### SET PROBLEM
Answer these questions from the passage on Viking trade.
(a) From which merchant did Höskuldr buy a female slave in the market on the Götaelv?
(b) Where, above all, are Anglo-Saxon coins most frequent in Scandinavia?
(c) Where were the greater number of the Oriental coins minted?

Page:Cambridge Medieval History Volume 3.pdf/376

This page has been proofread, but needs to be validated.
Trade and Social organisation
333

sheds on the international character of Viking trade. Once, in the market on the Götaelv, the Icelander Höskuldr bought a female slave from the merchant Gille (a Celtic name), surnamed the Russian (because of his journeys to that country). The slave proved to be an Irish king's daughter made captive by Viking raiders. The Scandinavian countries, like Rome, are very rich in Anglo-Saxon coins, and though many of these must represent our Danegeld, the fact that they are most frequent in Eastern Sweden, on the shores of Lake Mälar and in the neighbourhood of the great waterways connecting Sweden and the Baltic, but above all on the islands of Öland and Gothland, whence, in all probability, very few of the Viking raiders came, would seem to shew that there was extensive peaceful intercourse with England in Viking days. Yet more interesting are the frequent finds of Oriental coins. They first made their way to Scandinavia about the end of the ninth century, and are most common in Sweden. There can be no doubt that the vast majority of these coins reached Sweden overland through Russia, where extensive finds of Arabian coins mark the route along which trade at that time travelled from Asia to the north. The greater number of these coins were minted at Samarcand and Bagdad.

### SUPPLIED DATA
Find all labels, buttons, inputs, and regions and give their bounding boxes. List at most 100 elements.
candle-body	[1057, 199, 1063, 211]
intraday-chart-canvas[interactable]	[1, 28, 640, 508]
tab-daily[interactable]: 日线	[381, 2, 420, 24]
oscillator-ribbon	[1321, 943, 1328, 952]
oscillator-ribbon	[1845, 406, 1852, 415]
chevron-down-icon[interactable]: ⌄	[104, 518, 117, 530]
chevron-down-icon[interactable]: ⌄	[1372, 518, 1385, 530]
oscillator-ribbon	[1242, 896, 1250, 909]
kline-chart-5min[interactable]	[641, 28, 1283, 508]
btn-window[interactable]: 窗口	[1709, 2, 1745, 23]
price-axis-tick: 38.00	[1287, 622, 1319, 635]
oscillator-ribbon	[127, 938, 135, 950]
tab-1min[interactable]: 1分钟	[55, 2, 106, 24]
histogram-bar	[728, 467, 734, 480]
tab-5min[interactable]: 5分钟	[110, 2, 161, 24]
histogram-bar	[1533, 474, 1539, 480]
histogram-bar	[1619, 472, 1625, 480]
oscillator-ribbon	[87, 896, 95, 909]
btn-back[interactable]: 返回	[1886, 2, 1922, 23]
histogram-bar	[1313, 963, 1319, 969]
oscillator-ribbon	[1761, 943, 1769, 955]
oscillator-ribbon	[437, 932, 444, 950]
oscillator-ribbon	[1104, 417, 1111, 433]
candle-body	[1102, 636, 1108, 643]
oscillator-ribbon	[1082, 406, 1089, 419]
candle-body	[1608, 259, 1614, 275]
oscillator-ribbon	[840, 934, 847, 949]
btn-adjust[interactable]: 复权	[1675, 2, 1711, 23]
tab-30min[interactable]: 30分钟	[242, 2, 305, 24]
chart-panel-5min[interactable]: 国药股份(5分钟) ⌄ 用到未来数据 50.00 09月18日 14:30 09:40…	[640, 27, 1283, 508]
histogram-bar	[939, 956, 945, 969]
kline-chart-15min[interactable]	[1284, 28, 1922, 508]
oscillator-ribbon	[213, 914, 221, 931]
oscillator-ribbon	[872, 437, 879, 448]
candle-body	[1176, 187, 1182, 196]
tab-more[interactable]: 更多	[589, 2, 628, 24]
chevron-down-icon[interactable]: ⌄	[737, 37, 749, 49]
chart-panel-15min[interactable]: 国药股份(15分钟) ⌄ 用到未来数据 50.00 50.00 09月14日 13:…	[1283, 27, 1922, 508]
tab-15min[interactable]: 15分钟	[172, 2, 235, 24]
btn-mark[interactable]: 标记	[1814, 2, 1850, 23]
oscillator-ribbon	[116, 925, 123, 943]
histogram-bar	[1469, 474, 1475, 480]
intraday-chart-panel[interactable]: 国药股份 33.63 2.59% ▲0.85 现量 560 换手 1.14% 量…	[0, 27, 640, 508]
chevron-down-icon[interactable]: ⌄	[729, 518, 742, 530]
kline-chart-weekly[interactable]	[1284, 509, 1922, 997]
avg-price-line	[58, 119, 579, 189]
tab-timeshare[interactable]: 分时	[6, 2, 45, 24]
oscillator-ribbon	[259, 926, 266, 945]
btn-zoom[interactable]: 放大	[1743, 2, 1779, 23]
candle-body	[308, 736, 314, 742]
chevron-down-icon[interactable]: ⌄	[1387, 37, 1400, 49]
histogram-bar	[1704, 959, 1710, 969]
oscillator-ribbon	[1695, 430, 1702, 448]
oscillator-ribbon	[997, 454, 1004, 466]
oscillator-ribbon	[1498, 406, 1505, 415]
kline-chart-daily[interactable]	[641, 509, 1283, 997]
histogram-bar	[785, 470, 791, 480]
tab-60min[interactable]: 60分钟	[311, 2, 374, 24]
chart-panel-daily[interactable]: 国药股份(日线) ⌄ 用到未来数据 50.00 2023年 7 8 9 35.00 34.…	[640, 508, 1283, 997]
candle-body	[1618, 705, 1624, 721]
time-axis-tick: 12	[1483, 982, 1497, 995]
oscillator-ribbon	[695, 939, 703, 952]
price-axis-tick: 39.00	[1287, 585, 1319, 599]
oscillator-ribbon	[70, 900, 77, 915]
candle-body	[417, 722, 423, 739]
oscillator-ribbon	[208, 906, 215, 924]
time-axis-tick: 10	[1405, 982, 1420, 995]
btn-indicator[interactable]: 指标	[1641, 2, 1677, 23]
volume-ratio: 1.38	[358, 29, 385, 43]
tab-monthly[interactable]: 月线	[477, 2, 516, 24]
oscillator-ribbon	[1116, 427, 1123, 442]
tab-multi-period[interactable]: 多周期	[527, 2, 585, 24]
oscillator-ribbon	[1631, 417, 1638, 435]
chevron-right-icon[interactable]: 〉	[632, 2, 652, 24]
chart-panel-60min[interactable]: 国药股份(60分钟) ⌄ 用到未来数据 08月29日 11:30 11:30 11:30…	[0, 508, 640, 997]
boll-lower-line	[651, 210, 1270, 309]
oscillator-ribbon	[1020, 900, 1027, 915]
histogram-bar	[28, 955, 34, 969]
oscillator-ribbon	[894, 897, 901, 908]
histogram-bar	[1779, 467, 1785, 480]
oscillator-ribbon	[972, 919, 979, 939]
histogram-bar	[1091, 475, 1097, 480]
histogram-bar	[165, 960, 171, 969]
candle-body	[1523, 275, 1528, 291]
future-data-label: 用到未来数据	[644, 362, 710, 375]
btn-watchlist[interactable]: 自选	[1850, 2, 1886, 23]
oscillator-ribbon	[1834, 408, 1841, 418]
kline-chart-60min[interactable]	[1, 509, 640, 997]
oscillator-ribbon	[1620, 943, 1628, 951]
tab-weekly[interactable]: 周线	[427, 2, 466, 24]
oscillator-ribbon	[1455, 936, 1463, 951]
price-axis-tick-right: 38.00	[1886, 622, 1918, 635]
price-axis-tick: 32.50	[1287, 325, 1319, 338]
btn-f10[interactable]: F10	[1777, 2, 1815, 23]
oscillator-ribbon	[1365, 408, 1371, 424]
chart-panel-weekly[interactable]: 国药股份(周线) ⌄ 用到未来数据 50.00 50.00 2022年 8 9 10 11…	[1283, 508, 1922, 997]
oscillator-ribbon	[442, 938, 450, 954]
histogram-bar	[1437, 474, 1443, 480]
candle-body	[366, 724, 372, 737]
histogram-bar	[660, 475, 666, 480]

### ANSWER TO THIS TASK
(a) Gille, surnamed the Russian.
(b) On the islands of Öland and Gothland.
(c) At Samarcand and Bagdad.